* _WRITTEN TASK_
Give the data again exactly as written, skipping any pictures.

++++

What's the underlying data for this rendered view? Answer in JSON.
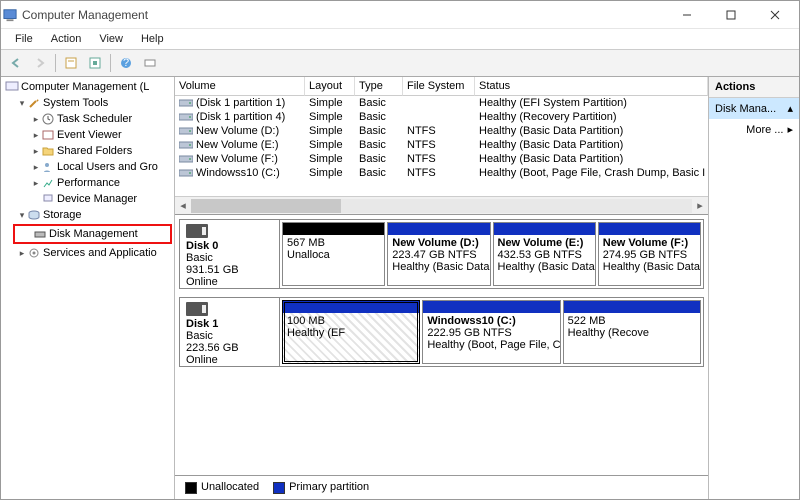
{
  "window": {
    "title": "Computer Management"
  },
  "menu": {
    "file": "File",
    "action": "Action",
    "view": "View",
    "help": "Help"
  },
  "tree": {
    "root": "Computer Management (L",
    "system_tools": "System Tools",
    "task_scheduler": "Task Scheduler",
    "event_viewer": "Event Viewer",
    "shared_folders": "Shared Folders",
    "local_users": "Local Users and Gro",
    "performance": "Performance",
    "device_manager": "Device Manager",
    "storage": "Storage",
    "disk_management": "Disk Management",
    "services": "Services and Applicatio"
  },
  "columns": {
    "volume": "Volume",
    "layout": "Layout",
    "type": "Type",
    "fs": "File System",
    "status": "Status"
  },
  "volumes": [
    {
      "name": "(Disk 1 partition 1)",
      "layout": "Simple",
      "type": "Basic",
      "fs": "",
      "status": "Healthy (EFI System Partition)"
    },
    {
      "name": "(Disk 1 partition 4)",
      "layout": "Simple",
      "type": "Basic",
      "fs": "",
      "status": "Healthy (Recovery Partition)"
    },
    {
      "name": "New Volume (D:)",
      "layout": "Simple",
      "type": "Basic",
      "fs": "NTFS",
      "status": "Healthy (Basic Data Partition)"
    },
    {
      "name": "New Volume (E:)",
      "layout": "Simple",
      "type": "Basic",
      "fs": "NTFS",
      "status": "Healthy (Basic Data Partition)"
    },
    {
      "name": "New Volume (F:)",
      "layout": "Simple",
      "type": "Basic",
      "fs": "NTFS",
      "status": "Healthy (Basic Data Partition)"
    },
    {
      "name": "Windowss10 (C:)",
      "layout": "Simple",
      "type": "Basic",
      "fs": "NTFS",
      "status": "Healthy (Boot, Page File, Crash Dump, Basic I"
    }
  ],
  "disks": [
    {
      "title": "Disk 0",
      "kind": "Basic",
      "size": "931.51 GB",
      "state": "Online",
      "parts": [
        {
          "bar": "black",
          "name": "",
          "l2": "567 MB",
          "l3": "Unalloca"
        },
        {
          "bar": "blue",
          "name": "New Volume  (D:)",
          "l2": "223.47 GB NTFS",
          "l3": "Healthy (Basic Data"
        },
        {
          "bar": "blue",
          "name": "New Volume  (E:)",
          "l2": "432.53 GB NTFS",
          "l3": "Healthy (Basic Data"
        },
        {
          "bar": "blue",
          "name": "New Volume  (F:)",
          "l2": "274.95 GB NTFS",
          "l3": "Healthy (Basic Data"
        }
      ]
    },
    {
      "title": "Disk 1",
      "kind": "Basic",
      "size": "223.56 GB",
      "state": "Online",
      "parts": [
        {
          "bar": "blue",
          "hatch": true,
          "sel": true,
          "name": "",
          "l2": "100 MB",
          "l3": "Healthy (EF"
        },
        {
          "bar": "blue",
          "name": "Windowss10  (C:)",
          "l2": "222.95 GB NTFS",
          "l3": "Healthy (Boot, Page File, Crash Du"
        },
        {
          "bar": "blue",
          "name": "",
          "l2": "522 MB",
          "l3": "Healthy (Recove"
        }
      ]
    }
  ],
  "legend": {
    "unallocated": "Unallocated",
    "primary": "Primary partition"
  },
  "actions": {
    "header": "Actions",
    "selected": "Disk Mana...",
    "more": "More ..."
  }
}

++++

* _OUTPUT FOR THIS EXERCISE_
What's the underlying data for this rendered view? Answer in JSON.
{
  "window": {
    "title": "Computer Management"
  },
  "menu": {
    "file": "File",
    "action": "Action",
    "view": "View",
    "help": "Help"
  },
  "tree": {
    "root": "Computer Management (L",
    "system_tools": "System Tools",
    "task_scheduler": "Task Scheduler",
    "event_viewer": "Event Viewer",
    "shared_folders": "Shared Folders",
    "local_users": "Local Users and Gro",
    "performance": "Performance",
    "device_manager": "Device Manager",
    "storage": "Storage",
    "disk_management": "Disk Management",
    "services": "Services and Applicatio"
  },
  "columns": {
    "volume": "Volume",
    "layout": "Layout",
    "type": "Type",
    "fs": "File System",
    "status": "Status"
  },
  "volumes": [
    {
      "name": "(Disk 1 partition 1)",
      "layout": "Simple",
      "type": "Basic",
      "fs": "",
      "status": "Healthy (EFI System Partition)"
    },
    {
      "name": "(Disk 1 partition 4)",
      "layout": "Simple",
      "type": "Basic",
      "fs": "",
      "status": "Healthy (Recovery Partition)"
    },
    {
      "name": "New Volume (D:)",
      "layout": "Simple",
      "type": "Basic",
      "fs": "NTFS",
      "status": "Healthy (Basic Data Partition)"
    },
    {
      "name": "New Volume (E:)",
      "layout": "Simple",
      "type": "Basic",
      "fs": "NTFS",
      "status": "Healthy (Basic Data Partition)"
    },
    {
      "name": "New Volume (F:)",
      "layout": "Simple",
      "type": "Basic",
      "fs": "NTFS",
      "status": "Healthy (Basic Data Partition)"
    },
    {
      "name": "Windowss10 (C:)",
      "layout": "Simple",
      "type": "Basic",
      "fs": "NTFS",
      "status": "Healthy (Boot, Page File, Crash Dump, Basic I"
    }
  ],
  "disks": [
    {
      "title": "Disk 0",
      "kind": "Basic",
      "size": "931.51 GB",
      "state": "Online",
      "parts": [
        {
          "bar": "black",
          "name": "",
          "l2": "567 MB",
          "l3": "Unalloca"
        },
        {
          "bar": "blue",
          "name": "New Volume  (D:)",
          "l2": "223.47 GB NTFS",
          "l3": "Healthy (Basic Data"
        },
        {
          "bar": "blue",
          "name": "New Volume  (E:)",
          "l2": "432.53 GB NTFS",
          "l3": "Healthy (Basic Data"
        },
        {
          "bar": "blue",
          "name": "New Volume  (F:)",
          "l2": "274.95 GB NTFS",
          "l3": "Healthy (Basic Data"
        }
      ]
    },
    {
      "title": "Disk 1",
      "kind": "Basic",
      "size": "223.56 GB",
      "state": "Online",
      "parts": [
        {
          "bar": "blue",
          "hatch": true,
          "sel": true,
          "name": "",
          "l2": "100 MB",
          "l3": "Healthy (EF"
        },
        {
          "bar": "blue",
          "name": "Windowss10  (C:)",
          "l2": "222.95 GB NTFS",
          "l3": "Healthy (Boot, Page File, Crash Du"
        },
        {
          "bar": "blue",
          "name": "",
          "l2": "522 MB",
          "l3": "Healthy (Recove"
        }
      ]
    }
  ],
  "legend": {
    "unallocated": "Unallocated",
    "primary": "Primary partition"
  },
  "actions": {
    "header": "Actions",
    "selected": "Disk Mana...",
    "more": "More ..."
  }
}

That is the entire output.